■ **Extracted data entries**
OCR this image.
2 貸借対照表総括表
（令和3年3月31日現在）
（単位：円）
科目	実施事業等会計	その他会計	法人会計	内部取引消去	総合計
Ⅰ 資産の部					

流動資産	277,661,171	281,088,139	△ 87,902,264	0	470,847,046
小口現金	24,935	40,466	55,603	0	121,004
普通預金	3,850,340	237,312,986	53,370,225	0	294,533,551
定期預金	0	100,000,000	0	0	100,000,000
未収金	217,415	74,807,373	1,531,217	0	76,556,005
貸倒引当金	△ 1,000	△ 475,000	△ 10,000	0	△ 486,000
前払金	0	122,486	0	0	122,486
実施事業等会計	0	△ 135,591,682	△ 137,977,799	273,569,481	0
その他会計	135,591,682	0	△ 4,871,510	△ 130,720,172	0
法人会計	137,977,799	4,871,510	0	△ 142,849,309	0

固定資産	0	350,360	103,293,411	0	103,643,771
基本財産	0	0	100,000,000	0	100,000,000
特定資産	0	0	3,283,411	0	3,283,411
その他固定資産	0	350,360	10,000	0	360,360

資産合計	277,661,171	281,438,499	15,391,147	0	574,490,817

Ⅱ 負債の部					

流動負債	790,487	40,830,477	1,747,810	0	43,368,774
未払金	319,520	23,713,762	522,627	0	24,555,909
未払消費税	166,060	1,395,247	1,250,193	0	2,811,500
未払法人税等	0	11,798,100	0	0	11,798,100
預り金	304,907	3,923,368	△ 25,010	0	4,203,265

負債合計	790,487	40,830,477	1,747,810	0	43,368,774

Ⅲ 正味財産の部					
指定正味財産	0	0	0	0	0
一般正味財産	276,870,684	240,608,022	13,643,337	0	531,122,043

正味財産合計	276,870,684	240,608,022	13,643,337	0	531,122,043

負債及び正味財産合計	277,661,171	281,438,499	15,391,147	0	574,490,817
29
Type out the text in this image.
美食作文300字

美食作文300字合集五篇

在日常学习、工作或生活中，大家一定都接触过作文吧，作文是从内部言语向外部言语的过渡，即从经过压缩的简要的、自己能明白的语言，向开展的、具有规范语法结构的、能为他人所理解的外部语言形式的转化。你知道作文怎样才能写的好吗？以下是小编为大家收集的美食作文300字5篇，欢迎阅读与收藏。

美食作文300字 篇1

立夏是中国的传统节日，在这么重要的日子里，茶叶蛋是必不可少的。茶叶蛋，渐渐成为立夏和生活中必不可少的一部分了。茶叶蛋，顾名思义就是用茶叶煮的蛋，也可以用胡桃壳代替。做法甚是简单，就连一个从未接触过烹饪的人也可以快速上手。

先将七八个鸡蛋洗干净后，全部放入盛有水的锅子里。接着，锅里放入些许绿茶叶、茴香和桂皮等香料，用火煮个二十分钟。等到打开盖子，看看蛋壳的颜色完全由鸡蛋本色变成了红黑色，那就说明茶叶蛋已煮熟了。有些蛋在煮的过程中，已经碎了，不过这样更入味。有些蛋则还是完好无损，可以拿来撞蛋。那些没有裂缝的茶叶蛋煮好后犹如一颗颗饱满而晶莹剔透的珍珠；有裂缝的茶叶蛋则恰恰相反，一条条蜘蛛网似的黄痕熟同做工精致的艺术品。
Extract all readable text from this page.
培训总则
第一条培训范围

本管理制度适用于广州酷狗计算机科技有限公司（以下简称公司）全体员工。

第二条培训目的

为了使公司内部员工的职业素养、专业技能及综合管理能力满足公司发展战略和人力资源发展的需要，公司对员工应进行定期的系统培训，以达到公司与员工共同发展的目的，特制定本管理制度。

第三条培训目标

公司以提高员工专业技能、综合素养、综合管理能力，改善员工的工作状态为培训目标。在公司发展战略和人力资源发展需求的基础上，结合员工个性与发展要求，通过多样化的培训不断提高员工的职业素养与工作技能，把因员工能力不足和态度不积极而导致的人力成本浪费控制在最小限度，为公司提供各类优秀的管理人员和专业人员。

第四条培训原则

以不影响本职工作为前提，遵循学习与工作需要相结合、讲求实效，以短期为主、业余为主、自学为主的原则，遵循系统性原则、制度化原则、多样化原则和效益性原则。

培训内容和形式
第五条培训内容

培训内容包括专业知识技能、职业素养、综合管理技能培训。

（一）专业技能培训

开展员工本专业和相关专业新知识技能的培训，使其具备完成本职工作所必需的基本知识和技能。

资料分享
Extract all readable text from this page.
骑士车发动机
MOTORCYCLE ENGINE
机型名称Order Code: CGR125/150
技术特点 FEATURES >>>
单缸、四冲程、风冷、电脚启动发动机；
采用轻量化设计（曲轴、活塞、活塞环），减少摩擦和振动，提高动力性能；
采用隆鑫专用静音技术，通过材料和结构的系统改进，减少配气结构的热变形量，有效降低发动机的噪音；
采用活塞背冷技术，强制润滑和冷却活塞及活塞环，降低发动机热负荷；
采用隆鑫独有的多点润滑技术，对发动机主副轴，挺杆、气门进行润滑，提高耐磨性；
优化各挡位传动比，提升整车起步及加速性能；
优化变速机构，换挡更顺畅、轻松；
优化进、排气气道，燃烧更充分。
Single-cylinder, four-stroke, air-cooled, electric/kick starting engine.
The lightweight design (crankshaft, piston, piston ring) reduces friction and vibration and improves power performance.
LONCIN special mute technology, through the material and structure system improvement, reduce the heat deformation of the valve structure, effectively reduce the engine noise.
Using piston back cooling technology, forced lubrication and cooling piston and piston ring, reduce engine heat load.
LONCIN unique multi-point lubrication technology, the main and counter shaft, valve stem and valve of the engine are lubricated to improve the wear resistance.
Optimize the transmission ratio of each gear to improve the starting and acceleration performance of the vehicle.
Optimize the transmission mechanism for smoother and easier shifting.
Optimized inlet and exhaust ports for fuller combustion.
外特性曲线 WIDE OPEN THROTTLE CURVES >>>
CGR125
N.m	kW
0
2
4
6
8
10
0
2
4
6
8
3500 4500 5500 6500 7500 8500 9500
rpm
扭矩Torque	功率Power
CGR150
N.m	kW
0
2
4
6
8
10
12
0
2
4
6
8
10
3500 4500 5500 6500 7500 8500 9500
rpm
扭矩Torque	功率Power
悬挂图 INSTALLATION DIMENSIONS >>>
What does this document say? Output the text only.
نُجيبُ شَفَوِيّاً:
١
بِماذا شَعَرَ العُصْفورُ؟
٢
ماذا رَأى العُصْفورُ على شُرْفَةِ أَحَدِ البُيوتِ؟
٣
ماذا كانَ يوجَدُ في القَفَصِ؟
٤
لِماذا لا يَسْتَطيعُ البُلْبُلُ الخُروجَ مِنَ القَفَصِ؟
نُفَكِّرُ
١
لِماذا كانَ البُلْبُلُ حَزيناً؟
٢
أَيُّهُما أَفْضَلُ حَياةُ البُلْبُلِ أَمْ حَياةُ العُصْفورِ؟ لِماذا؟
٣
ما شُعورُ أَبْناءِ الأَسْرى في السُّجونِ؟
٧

■ **What you should do**
Copy, from the material above, each line in which the string "法人会計" occurs.

■ **Worked solution**
科目	実施事業等会計	その他会計	法人会計	内部取引消去	総合計
法人会計	137,977,799	4,871,510	0	△ 142,849,309	0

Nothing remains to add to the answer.